== DATA EXCERPTS
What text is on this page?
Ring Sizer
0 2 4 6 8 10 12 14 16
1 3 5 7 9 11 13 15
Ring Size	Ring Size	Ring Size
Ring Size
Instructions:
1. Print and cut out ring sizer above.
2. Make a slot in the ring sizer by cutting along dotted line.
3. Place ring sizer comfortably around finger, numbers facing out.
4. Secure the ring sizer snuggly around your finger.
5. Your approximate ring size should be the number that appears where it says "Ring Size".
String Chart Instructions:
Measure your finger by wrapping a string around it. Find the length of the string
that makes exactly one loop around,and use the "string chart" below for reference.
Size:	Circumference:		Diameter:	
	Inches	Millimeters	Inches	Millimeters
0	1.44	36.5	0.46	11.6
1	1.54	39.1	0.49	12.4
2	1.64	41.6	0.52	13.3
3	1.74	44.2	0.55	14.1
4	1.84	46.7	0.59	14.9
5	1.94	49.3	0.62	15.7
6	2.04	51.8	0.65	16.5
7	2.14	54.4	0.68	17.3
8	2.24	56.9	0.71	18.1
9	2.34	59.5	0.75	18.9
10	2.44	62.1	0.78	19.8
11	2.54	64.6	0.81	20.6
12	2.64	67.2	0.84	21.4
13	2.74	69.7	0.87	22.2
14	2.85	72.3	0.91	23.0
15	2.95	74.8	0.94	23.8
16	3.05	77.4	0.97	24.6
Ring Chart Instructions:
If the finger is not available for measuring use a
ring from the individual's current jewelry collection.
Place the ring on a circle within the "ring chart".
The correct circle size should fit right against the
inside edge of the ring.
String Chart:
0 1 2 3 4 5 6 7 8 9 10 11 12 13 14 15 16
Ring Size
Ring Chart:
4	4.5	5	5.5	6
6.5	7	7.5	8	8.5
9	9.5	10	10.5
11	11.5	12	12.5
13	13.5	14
====
BRIEF: Set down all of the records shown above once more, exactly.

SOLVED EXERCISE:
What text is on this page?
Ring Sizer
0 2 4 6 8 10 12 14 16
1 3 5 7 9 11 13 15
Ring Size	Ring Size	Ring Size
Ring Size
Instructions:
1. Print and cut out ring sizer above.
2. Make a slot in the ring sizer by cutting along dotted line.
3. Place ring sizer comfortably around finger, numbers facing out.
4. Secure the ring sizer snuggly around your finger.
5. Your approximate ring size should be the number that appears where it says "Ring Size".
String Chart Instructions:
Measure your finger by wrapping a string around it. Find the length of the string
that makes exactly one loop around,and use the "string chart" below for reference.
Size:	Circumference:		Diameter:	
	Inches	Millimeters	Inches	Millimeters
0	1.44	36.5	0.46	11.6
1	1.54	39.1	0.49	12.4
2	1.64	41.6	0.52	13.3
3	1.74	44.2	0.55	14.1
4	1.84	46.7	0.59	14.9
5	1.94	49.3	0.62	15.7
6	2.04	51.8	0.65	16.5
7	2.14	54.4	0.68	17.3
8	2.24	56.9	0.71	18.1
9	2.34	59.5	0.75	18.9
10	2.44	62.1	0.78	19.8
11	2.54	64.6	0.81	20.6
12	2.64	67.2	0.84	21.4
13	2.74	69.7	0.87	22.2
14	2.85	72.3	0.91	23.0
15	2.95	74.8	0.94	23.8
16	3.05	77.4	0.97	24.6
Ring Chart Instructions:
If the finger is not available for measuring use a
ring from the individual's current jewelry collection.
Place the ring on a circle within the "ring chart".
The correct circle size should fit right against the
inside edge of the ring.
String Chart:
0 1 2 3 4 5 6 7 8 9 10 11 12 13 14 15 16
Ring Size
Ring Chart:
4	4.5	5	5.5	6
6.5	7	7.5	8	8.5
9	9.5	10	10.5
11	11.5	12	12.5
13	13.5	14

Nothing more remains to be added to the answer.